Items from a figure collection:
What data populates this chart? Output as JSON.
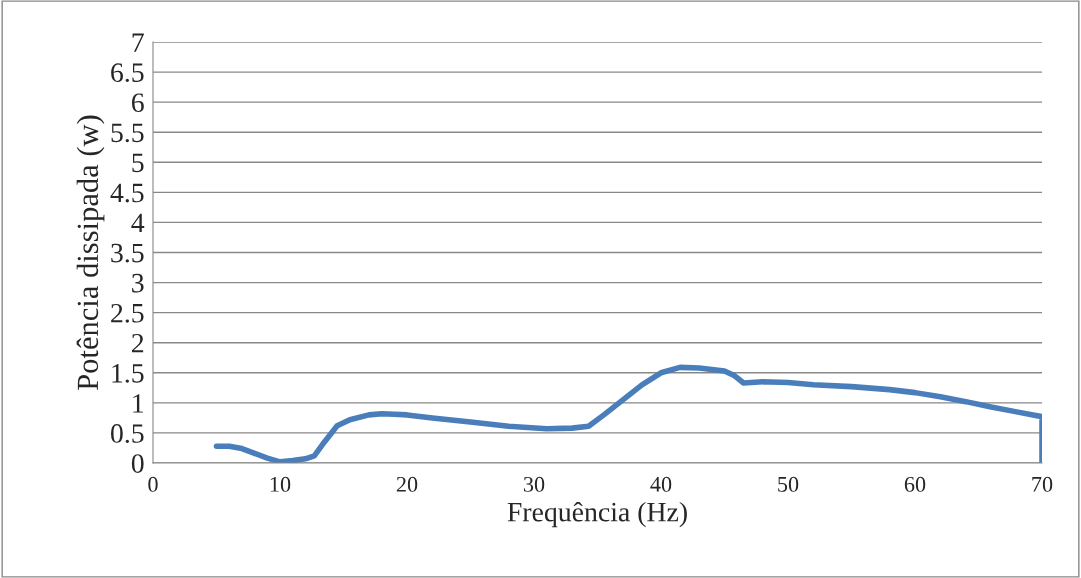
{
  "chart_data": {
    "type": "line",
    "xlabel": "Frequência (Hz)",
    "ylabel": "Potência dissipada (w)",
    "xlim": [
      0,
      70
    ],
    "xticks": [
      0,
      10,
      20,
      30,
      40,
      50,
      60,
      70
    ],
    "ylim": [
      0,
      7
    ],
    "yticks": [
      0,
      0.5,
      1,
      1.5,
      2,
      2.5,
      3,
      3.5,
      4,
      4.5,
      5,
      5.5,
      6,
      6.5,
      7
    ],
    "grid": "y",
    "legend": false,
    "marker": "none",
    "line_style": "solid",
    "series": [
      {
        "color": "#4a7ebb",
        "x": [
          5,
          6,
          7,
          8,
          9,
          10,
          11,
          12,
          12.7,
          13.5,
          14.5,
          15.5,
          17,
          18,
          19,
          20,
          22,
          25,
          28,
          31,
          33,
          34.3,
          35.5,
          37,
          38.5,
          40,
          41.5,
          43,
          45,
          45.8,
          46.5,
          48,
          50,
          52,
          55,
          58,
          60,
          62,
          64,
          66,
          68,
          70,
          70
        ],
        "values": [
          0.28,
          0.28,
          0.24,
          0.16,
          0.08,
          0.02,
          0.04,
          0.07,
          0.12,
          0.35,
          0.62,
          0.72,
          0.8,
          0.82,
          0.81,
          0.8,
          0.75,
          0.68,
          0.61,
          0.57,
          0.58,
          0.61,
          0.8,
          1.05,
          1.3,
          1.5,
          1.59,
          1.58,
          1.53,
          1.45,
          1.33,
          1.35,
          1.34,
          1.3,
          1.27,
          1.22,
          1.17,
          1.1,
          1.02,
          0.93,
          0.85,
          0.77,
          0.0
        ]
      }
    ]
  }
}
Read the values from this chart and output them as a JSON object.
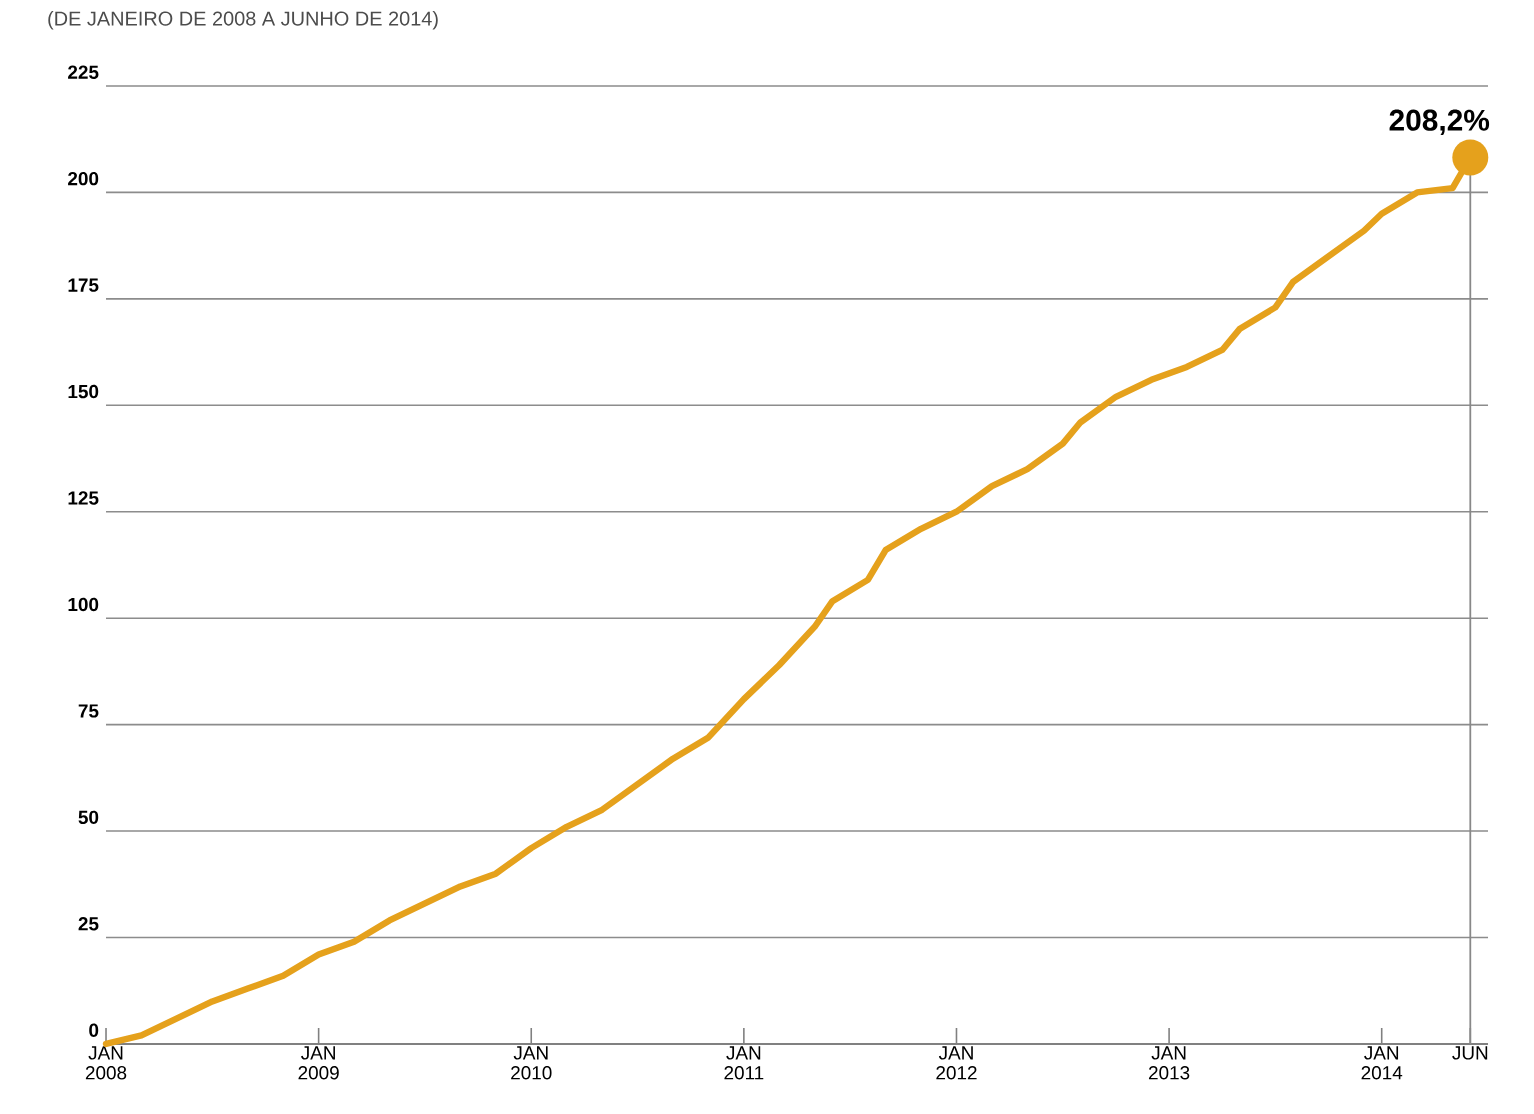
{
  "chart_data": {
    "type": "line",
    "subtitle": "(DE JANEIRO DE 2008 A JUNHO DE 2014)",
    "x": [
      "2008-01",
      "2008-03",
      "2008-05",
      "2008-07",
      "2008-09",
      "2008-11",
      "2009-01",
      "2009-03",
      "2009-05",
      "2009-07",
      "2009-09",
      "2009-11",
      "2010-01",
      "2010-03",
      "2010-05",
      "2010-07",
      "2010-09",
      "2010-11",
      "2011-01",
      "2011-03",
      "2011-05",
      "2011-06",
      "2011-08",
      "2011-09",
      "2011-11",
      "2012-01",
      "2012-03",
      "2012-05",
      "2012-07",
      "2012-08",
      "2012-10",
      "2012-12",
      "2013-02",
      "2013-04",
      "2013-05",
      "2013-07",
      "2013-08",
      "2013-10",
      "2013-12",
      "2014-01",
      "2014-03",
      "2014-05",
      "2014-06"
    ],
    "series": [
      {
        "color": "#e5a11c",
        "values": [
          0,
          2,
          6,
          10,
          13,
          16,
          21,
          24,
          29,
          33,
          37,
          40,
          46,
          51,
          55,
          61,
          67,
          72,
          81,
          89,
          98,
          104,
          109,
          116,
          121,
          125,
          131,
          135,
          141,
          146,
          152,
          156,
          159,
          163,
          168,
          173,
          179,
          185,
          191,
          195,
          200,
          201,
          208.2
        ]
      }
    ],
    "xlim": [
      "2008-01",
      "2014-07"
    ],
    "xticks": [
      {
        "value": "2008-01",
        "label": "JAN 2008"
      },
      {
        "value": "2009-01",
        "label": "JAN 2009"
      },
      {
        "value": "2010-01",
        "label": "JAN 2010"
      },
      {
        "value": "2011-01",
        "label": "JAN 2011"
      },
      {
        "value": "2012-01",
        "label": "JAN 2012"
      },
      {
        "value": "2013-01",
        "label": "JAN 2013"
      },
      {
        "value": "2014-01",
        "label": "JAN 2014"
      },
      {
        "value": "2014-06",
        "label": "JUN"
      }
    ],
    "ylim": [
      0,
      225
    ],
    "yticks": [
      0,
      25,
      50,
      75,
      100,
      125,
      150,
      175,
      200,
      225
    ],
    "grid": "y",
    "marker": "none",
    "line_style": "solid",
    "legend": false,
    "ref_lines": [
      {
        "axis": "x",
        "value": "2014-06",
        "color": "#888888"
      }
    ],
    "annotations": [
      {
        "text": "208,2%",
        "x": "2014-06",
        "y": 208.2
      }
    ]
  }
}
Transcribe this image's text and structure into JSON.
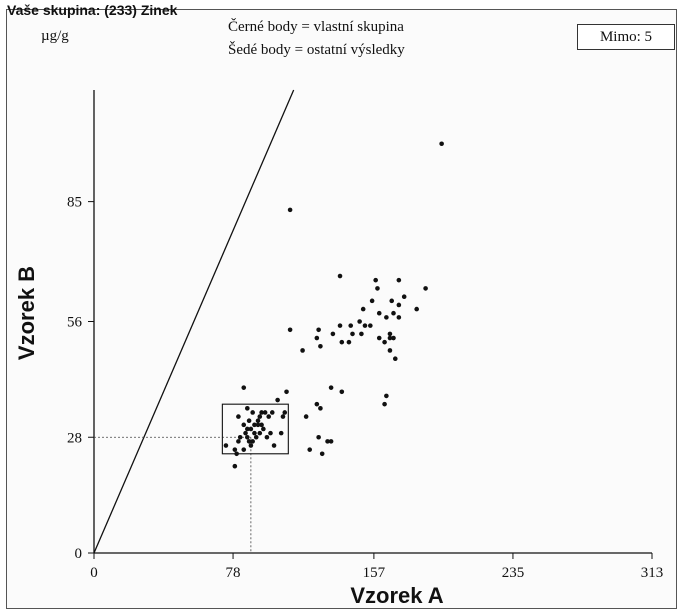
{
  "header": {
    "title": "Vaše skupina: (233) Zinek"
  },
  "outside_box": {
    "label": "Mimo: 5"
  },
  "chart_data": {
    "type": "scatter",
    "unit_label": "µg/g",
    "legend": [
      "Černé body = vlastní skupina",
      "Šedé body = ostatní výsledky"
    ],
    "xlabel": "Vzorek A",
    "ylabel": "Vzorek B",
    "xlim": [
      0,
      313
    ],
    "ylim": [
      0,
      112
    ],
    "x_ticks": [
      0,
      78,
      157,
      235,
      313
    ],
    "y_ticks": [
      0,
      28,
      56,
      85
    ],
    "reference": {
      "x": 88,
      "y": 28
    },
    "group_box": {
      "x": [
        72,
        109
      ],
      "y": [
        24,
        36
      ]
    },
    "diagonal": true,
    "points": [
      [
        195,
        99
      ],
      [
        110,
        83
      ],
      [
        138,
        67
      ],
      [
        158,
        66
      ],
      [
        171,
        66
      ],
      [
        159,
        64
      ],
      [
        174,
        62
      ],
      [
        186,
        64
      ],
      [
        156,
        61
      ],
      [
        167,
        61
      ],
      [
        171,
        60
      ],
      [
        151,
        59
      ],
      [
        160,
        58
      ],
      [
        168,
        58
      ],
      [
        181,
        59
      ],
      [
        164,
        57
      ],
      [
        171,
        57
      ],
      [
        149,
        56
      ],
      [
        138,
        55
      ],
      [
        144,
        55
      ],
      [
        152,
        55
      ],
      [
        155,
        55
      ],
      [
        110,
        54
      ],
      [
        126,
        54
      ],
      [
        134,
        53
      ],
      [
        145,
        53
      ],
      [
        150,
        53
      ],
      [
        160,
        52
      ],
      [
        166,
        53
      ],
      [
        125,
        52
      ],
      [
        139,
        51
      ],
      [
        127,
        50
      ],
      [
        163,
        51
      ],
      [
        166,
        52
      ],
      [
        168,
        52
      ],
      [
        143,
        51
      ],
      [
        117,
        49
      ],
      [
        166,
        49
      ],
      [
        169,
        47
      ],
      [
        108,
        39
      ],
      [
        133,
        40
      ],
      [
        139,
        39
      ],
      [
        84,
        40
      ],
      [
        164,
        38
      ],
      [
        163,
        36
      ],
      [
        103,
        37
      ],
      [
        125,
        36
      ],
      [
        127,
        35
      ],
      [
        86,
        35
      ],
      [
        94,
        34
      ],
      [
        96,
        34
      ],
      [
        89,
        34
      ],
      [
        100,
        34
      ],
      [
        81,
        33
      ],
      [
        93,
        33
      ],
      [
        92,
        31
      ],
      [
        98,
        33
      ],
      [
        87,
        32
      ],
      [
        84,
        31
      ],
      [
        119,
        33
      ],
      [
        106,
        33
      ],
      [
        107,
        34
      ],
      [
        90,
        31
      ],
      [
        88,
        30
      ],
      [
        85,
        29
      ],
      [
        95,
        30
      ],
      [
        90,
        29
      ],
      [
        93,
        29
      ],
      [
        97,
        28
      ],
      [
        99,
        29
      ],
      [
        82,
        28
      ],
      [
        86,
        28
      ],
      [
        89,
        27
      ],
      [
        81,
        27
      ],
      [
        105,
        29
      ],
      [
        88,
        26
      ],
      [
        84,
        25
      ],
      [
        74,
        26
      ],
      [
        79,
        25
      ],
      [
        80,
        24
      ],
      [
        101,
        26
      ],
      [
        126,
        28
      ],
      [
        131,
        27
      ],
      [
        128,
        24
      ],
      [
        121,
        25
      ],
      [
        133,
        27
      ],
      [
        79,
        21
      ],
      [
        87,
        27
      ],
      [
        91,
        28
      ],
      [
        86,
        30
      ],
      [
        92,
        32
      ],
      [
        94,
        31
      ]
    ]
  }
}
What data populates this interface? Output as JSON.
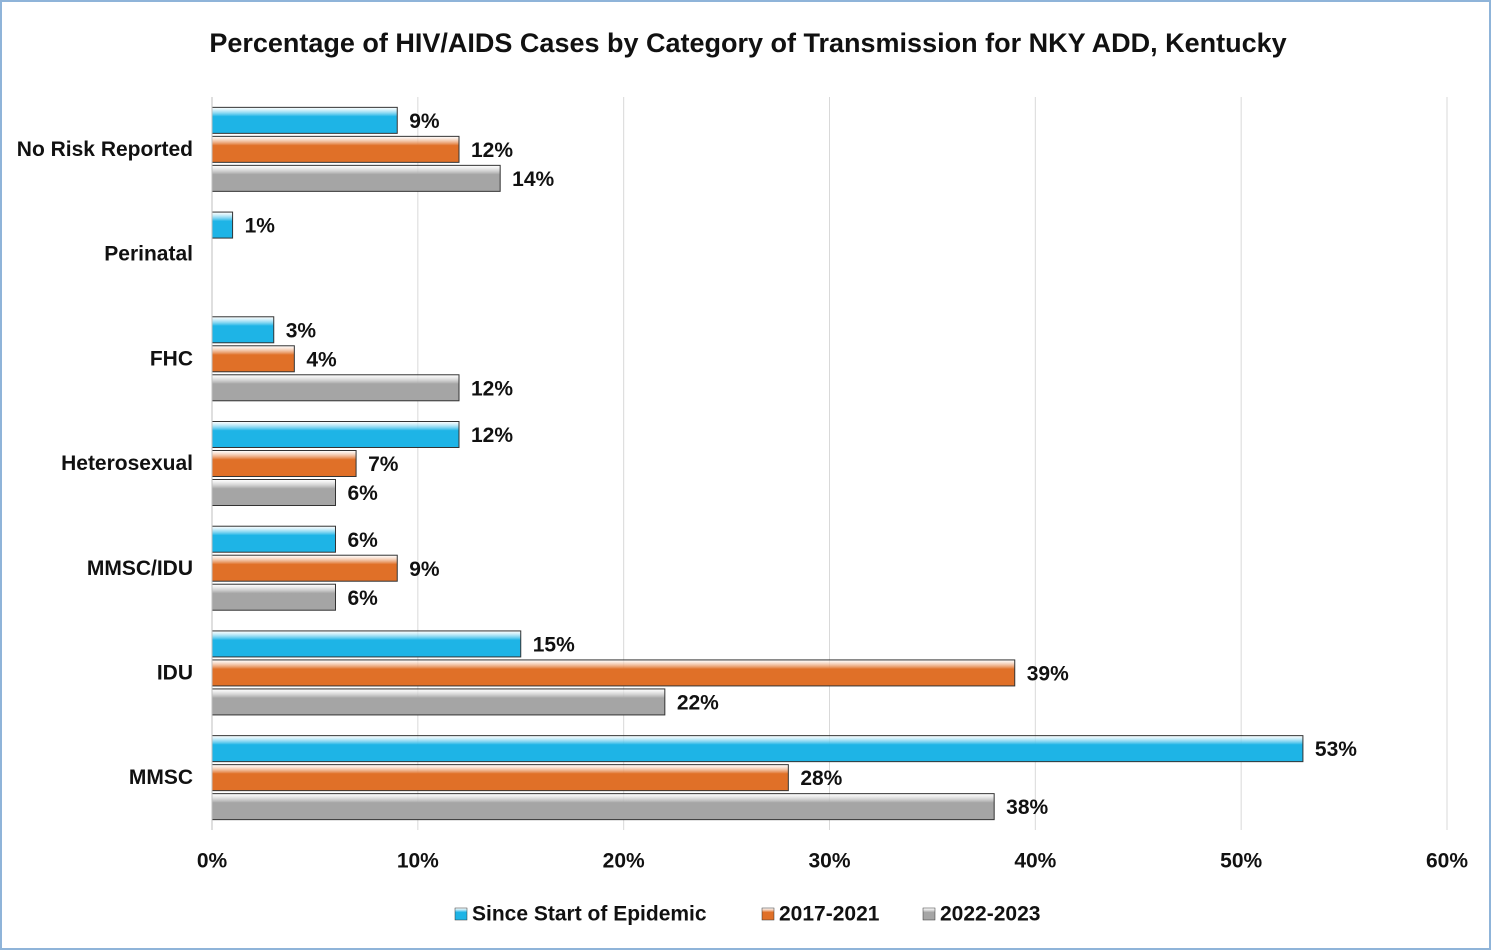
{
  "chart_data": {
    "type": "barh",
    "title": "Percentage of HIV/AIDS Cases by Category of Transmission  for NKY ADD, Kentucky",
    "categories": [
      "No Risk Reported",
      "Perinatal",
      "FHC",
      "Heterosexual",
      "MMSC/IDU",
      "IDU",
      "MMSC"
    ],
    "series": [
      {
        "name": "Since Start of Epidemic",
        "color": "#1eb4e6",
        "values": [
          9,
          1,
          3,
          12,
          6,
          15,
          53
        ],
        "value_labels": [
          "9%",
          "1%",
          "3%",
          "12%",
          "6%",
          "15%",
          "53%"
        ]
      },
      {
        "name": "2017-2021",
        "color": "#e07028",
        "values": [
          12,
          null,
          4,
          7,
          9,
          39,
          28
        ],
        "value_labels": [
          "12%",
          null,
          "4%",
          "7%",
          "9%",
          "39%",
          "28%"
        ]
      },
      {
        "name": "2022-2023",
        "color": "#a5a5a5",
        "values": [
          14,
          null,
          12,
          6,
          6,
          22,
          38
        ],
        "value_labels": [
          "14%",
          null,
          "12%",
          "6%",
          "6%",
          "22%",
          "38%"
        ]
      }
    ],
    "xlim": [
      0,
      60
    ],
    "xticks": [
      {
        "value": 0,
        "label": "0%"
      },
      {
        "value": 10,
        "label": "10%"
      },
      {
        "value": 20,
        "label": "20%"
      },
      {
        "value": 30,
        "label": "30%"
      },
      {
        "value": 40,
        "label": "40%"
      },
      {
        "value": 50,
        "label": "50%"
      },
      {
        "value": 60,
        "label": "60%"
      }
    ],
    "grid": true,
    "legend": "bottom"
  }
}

What is needed: Of the lines in the material, how many contain the word "type"? Reply with the number and nothing else.

Solution to this problem: 4